Your goal:
Return every entry exactly.

▬▬▬

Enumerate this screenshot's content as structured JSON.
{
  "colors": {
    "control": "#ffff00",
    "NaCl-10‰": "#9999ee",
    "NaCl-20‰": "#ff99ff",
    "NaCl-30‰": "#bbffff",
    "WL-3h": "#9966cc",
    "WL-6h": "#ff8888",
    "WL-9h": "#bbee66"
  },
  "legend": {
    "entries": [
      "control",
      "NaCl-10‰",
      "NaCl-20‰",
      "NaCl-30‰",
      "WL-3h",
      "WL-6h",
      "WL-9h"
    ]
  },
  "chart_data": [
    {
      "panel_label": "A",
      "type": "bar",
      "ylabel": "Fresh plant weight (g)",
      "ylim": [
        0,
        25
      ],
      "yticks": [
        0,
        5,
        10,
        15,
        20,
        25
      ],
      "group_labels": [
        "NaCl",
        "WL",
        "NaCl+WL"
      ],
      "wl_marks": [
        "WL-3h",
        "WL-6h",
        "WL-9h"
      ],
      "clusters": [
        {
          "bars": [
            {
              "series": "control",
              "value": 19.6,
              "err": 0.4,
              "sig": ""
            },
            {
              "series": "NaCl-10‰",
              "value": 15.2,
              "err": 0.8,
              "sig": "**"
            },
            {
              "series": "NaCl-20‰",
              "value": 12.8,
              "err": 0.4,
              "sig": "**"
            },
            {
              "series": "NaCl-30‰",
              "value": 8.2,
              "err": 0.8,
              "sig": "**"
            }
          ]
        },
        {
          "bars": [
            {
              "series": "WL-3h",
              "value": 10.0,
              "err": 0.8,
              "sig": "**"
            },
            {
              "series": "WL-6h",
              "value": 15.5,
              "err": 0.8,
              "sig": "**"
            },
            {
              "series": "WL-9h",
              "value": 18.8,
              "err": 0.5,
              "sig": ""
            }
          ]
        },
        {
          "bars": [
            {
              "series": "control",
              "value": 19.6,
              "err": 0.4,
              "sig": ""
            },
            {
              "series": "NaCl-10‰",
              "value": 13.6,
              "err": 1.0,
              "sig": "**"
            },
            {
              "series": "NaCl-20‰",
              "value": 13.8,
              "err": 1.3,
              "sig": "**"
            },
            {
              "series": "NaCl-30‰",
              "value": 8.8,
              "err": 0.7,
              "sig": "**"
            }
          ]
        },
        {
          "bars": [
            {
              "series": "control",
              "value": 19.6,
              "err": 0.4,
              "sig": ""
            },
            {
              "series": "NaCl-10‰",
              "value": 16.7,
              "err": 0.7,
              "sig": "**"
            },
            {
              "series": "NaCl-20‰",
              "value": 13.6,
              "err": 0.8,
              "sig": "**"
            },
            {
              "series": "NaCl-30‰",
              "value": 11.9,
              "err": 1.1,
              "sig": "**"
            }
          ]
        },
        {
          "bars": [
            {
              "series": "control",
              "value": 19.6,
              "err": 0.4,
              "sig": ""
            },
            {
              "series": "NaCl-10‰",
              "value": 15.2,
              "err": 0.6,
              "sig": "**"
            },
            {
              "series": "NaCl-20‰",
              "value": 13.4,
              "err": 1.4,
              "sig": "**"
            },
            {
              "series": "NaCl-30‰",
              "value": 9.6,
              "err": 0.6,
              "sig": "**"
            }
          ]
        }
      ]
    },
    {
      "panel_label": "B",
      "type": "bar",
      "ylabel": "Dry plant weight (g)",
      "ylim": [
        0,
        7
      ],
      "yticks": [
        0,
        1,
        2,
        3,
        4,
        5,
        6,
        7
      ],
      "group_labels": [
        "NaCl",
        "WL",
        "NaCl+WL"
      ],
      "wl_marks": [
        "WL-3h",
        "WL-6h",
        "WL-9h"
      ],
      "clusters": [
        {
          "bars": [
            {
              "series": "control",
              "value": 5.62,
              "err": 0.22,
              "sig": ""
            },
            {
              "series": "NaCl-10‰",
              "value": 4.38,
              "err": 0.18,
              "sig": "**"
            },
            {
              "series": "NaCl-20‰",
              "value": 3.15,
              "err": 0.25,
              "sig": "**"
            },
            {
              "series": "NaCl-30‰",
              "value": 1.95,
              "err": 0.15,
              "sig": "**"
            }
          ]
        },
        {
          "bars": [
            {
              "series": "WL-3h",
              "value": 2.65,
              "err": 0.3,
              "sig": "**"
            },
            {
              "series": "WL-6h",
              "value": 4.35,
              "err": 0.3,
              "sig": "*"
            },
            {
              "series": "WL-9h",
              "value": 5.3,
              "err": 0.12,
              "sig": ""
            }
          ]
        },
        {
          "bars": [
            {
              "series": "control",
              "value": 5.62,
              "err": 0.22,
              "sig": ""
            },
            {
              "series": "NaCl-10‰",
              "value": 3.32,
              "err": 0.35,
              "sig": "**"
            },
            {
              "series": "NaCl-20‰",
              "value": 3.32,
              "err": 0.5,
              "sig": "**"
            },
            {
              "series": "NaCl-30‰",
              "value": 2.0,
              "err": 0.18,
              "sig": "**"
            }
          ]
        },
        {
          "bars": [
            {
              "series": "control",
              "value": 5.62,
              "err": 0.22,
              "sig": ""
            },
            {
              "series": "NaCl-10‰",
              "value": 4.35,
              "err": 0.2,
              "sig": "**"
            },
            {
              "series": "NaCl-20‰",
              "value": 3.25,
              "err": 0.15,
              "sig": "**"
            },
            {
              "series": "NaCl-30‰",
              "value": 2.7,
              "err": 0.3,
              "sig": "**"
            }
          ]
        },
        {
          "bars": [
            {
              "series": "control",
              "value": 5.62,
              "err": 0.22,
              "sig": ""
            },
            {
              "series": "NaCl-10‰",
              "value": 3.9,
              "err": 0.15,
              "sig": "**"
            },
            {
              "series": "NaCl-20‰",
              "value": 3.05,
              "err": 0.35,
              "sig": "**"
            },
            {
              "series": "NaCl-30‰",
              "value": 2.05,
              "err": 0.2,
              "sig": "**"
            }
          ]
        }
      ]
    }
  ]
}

▬▬▬

Full answer:
Enumerate this screenshot's content as structured JSON.
{
  "colors": {
    "control": "#ffff00",
    "NaCl-10‰": "#9999ee",
    "NaCl-20‰": "#ff99ff",
    "NaCl-30‰": "#bbffff",
    "WL-3h": "#9966cc",
    "WL-6h": "#ff8888",
    "WL-9h": "#bbee66"
  },
  "legend": {
    "entries": [
      "control",
      "NaCl-10‰",
      "NaCl-20‰",
      "NaCl-30‰",
      "WL-3h",
      "WL-6h",
      "WL-9h"
    ]
  },
  "chart_data": [
    {
      "panel_label": "A",
      "type": "bar",
      "ylabel": "Fresh plant weight (g)",
      "ylim": [
        0,
        25
      ],
      "yticks": [
        0,
        5,
        10,
        15,
        20,
        25
      ],
      "group_labels": [
        "NaCl",
        "WL",
        "NaCl+WL"
      ],
      "wl_marks": [
        "WL-3h",
        "WL-6h",
        "WL-9h"
      ],
      "clusters": [
        {
          "bars": [
            {
              "series": "control",
              "value": 19.6,
              "err": 0.4,
              "sig": ""
            },
            {
              "series": "NaCl-10‰",
              "value": 15.2,
              "err": 0.8,
              "sig": "**"
            },
            {
              "series": "NaCl-20‰",
              "value": 12.8,
              "err": 0.4,
              "sig": "**"
            },
            {
              "series": "NaCl-30‰",
              "value": 8.2,
              "err": 0.8,
              "sig": "**"
            }
          ]
        },
        {
          "bars": [
            {
              "series": "WL-3h",
              "value": 10.0,
              "err": 0.8,
              "sig": "**"
            },
            {
              "series": "WL-6h",
              "value": 15.5,
              "err": 0.8,
              "sig": "**"
            },
            {
              "series": "WL-9h",
              "value": 18.8,
              "err": 0.5,
              "sig": ""
            }
          ]
        },
        {
          "bars": [
            {
              "series": "control",
              "value": 19.6,
              "err": 0.4,
              "sig": ""
            },
            {
              "series": "NaCl-10‰",
              "value": 13.6,
              "err": 1.0,
              "sig": "**"
            },
            {
              "series": "NaCl-20‰",
              "value": 13.8,
              "err": 1.3,
              "sig": "**"
            },
            {
              "series": "NaCl-30‰",
              "value": 8.8,
              "err": 0.7,
              "sig": "**"
            }
          ]
        },
        {
          "bars": [
            {
              "series": "control",
              "value": 19.6,
              "err": 0.4,
              "sig": ""
            },
            {
              "series": "NaCl-10‰",
              "value": 16.7,
              "err": 0.7,
              "sig": "**"
            },
            {
              "series": "NaCl-20‰",
              "value": 13.6,
              "err": 0.8,
              "sig": "**"
            },
            {
              "series": "NaCl-30‰",
              "value": 11.9,
              "err": 1.1,
              "sig": "**"
            }
          ]
        },
        {
          "bars": [
            {
              "series": "control",
              "value": 19.6,
              "err": 0.4,
              "sig": ""
            },
            {
              "series": "NaCl-10‰",
              "value": 15.2,
              "err": 0.6,
              "sig": "**"
            },
            {
              "series": "NaCl-20‰",
              "value": 13.4,
              "err": 1.4,
              "sig": "**"
            },
            {
              "series": "NaCl-30‰",
              "value": 9.6,
              "err": 0.6,
              "sig": "**"
            }
          ]
        }
      ]
    },
    {
      "panel_label": "B",
      "type": "bar",
      "ylabel": "Dry plant weight (g)",
      "ylim": [
        0,
        7
      ],
      "yticks": [
        0,
        1,
        2,
        3,
        4,
        5,
        6,
        7
      ],
      "group_labels": [
        "NaCl",
        "WL",
        "NaCl+WL"
      ],
      "wl_marks": [
        "WL-3h",
        "WL-6h",
        "WL-9h"
      ],
      "clusters": [
        {
          "bars": [
            {
              "series": "control",
              "value": 5.62,
              "err": 0.22,
              "sig": ""
            },
            {
              "series": "NaCl-10‰",
              "value": 4.38,
              "err": 0.18,
              "sig": "**"
            },
            {
              "series": "NaCl-20‰",
              "value": 3.15,
              "err": 0.25,
              "sig": "**"
            },
            {
              "series": "NaCl-30‰",
              "value": 1.95,
              "err": 0.15,
              "sig": "**"
            }
          ]
        },
        {
          "bars": [
            {
              "series": "WL-3h",
              "value": 2.65,
              "err": 0.3,
              "sig": "**"
            },
            {
              "series": "WL-6h",
              "value": 4.35,
              "err": 0.3,
              "sig": "*"
            },
            {
              "series": "WL-9h",
              "value": 5.3,
              "err": 0.12,
              "sig": ""
            }
          ]
        },
        {
          "bars": [
            {
              "series": "control",
              "value": 5.62,
              "err": 0.22,
              "sig": ""
            },
            {
              "series": "NaCl-10‰",
              "value": 3.32,
              "err": 0.35,
              "sig": "**"
            },
            {
              "series": "NaCl-20‰",
              "value": 3.32,
              "err": 0.5,
              "sig": "**"
            },
            {
              "series": "NaCl-30‰",
              "value": 2.0,
              "err": 0.18,
              "sig": "**"
            }
          ]
        },
        {
          "bars": [
            {
              "series": "control",
              "value": 5.62,
              "err": 0.22,
              "sig": ""
            },
            {
              "series": "NaCl-10‰",
              "value": 4.35,
              "err": 0.2,
              "sig": "**"
            },
            {
              "series": "NaCl-20‰",
              "value": 3.25,
              "err": 0.15,
              "sig": "**"
            },
            {
              "series": "NaCl-30‰",
              "value": 2.7,
              "err": 0.3,
              "sig": "**"
            }
          ]
        },
        {
          "bars": [
            {
              "series": "control",
              "value": 5.62,
              "err": 0.22,
              "sig": ""
            },
            {
              "series": "NaCl-10‰",
              "value": 3.9,
              "err": 0.15,
              "sig": "**"
            },
            {
              "series": "NaCl-20‰",
              "value": 3.05,
              "err": 0.35,
              "sig": "**"
            },
            {
              "series": "NaCl-30‰",
              "value": 2.05,
              "err": 0.2,
              "sig": "**"
            }
          ]
        }
      ]
    }
  ]
}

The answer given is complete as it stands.